#### [ASSIGNMENT 1]
In the post about the humanities joke, how long was the moratorium the biological profession adopted on recombinant DNA techniques?
#### [ASSIGNMENT 2]
List every expression in the post about the humanities joke that contains a number written in digits.
#### [ASSIGNMENT 3]
Carry on the post about the humanities joke, starting after its final sentence.

#### [SOURCE TEXT]
━━━━━━━━━━━━━━━━━━━━━━━━━━━━━━

So, there’s this cute little graphic making the rounds on the internet. Take a look, and tell me what you see:
If you laughed, I’m disappointed. This joke, to me, represents absolutely everything wrong with the humanities these days.
The joke, essentially, is that scientists are narrow-minded eggheads. They have knowledge, but not wisdom. But your lovable humanities types? Well, they may not know their ass from their elbow as far as recombinant DNA goes, but boy have they got wisdom. Buckets full of wisdom, actually. And as far as they are concerned, letting a 40-foot theropod loose in a modern laboratory is asking for trouble. Scientists, on the other hand, are apparently too stupid to work this out on their own.
I mean, think about this for a moment: pretty much anyone with the intellectual maturity of an 8 year-old, and who has seen Jurassic Park, could understand the dangers of having a T-Rex wandering around (the reptilian ones, anyway – there are also dangers to having 70s glam-rock bands wandering around, but you need to be older to work that one out). How arrogant do you have to be to assume that only humanities training can give you the necessary wisdom to work this out?
The thing is, scientists are actually really good at working out the ramifications of their discoveries on their own. Take the 1975 Asilomar Conference, for instance. When scientists gained the technical ability to start swapping DNA across species in the early 1970s, the entire biological profession took notice. Concern about the implications of these techniques – whose effects at the time were largely unknown – persuaded the entire profession into a 16-month moratorium on its use. The top people in the profession then came together at Asilomar to debate the issue, and come up with guidelines for ensuring the safe use of recombinant DNA techniques (summary available here). And they did this, so far as I can tell, on their own, without help from superior, wisdom-stuffed humanities types. Thus, the joke, at one level, stems from rank ignorance of how science works.
I get that humanities feel picked upon these days. What I don’t get is why they react to this not by saying “humanities have their place”, but rather by exclaiming that “everyone without a humanities degree is a subtlety-free buffoon” (bonus points if you can wedge in something about humanities and citizenship, thus implying nobody else is as qualified to talk about politics). It’s juvenile. And it sure as hell doesn’t win the humanities many friends.

━━━━━━━━━━━━━━━━━━━━━━━━━━━━━━

#### [RECORDS SHOWN]
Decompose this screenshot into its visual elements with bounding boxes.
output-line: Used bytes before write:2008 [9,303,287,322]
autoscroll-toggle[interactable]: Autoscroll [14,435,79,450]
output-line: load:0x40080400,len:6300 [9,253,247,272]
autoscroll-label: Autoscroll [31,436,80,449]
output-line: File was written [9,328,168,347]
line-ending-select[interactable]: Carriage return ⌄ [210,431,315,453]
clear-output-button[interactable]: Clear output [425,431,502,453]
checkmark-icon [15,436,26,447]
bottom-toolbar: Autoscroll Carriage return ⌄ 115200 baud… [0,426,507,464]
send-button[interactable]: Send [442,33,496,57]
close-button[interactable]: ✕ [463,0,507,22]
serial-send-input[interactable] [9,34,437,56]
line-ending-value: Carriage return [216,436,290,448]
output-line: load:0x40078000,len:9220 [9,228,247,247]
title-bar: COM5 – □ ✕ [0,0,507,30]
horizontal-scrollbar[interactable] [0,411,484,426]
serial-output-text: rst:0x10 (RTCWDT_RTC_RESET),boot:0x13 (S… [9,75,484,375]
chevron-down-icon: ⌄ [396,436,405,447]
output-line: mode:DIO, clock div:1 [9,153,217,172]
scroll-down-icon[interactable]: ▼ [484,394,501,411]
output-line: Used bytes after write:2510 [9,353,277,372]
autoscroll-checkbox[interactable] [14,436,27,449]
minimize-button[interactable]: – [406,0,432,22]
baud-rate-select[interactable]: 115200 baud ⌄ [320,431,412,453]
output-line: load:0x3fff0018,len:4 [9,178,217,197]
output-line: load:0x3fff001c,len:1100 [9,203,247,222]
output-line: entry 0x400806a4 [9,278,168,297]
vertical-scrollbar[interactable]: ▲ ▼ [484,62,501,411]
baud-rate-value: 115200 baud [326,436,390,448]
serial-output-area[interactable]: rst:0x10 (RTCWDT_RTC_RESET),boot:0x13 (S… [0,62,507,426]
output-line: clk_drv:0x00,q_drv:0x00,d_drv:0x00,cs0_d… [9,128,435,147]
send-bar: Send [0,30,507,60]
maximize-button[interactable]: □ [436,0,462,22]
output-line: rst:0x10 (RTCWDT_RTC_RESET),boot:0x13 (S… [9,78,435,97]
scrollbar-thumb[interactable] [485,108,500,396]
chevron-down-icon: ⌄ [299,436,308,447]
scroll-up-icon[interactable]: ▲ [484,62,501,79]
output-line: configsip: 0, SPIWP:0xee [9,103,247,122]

━━━━━━━━━━━━━━━━━━━━━━━━━━━━━━

#### [EXERCISE RESPONSE 1]
16 months.

#### [EXERCISE RESPONSE 2]
- 40-foot
- 8 year-old
- 70s
- 1975
- early 1970s
- 16-month

#### [EXERCISE RESPONSE 3]
And yes, I know it’s supposed to be a joke. But it’s a poor one, and reflects poorly on those who make it.
I agree completely. Humanities types, like myself, should be making the case for the value of what we do, not participating in the very us vs them dichotomy that is putting Humanities in peril. We will lose that battle and look foolish doing so.
But let’s be clear, it isn’t lovers of the humanities who are driving the utilitarian, “prove it or lose it” rhetoric in education and in society at large. It is sad that in a poster like this we participate in the debate over the value of the humanities in the very terms dictated by others. But I get the impulse to speak up, even if only in the simplistic terms that reign in the discourse on education these days. Indeed, it seems to be the only language being used and heard.
The idea that a humanities-based education is useless and has no value is likewise “a poor one, and reflects poorly on those who [support] it”.
It’s a bit problematic to say “I know it’s a joke, but…” when you’ve only engaged with the joke at the most literal level. But leaving that aside for a moment, a more charitable reading would suggest that a scientist benefits from both a rigorous scientific education and exposure to the humanities. Not one group of disciplinarians looking down on another, but rather the need for a balanced (dare I say, liberal) education.
That would indeed be a charitable reading of it.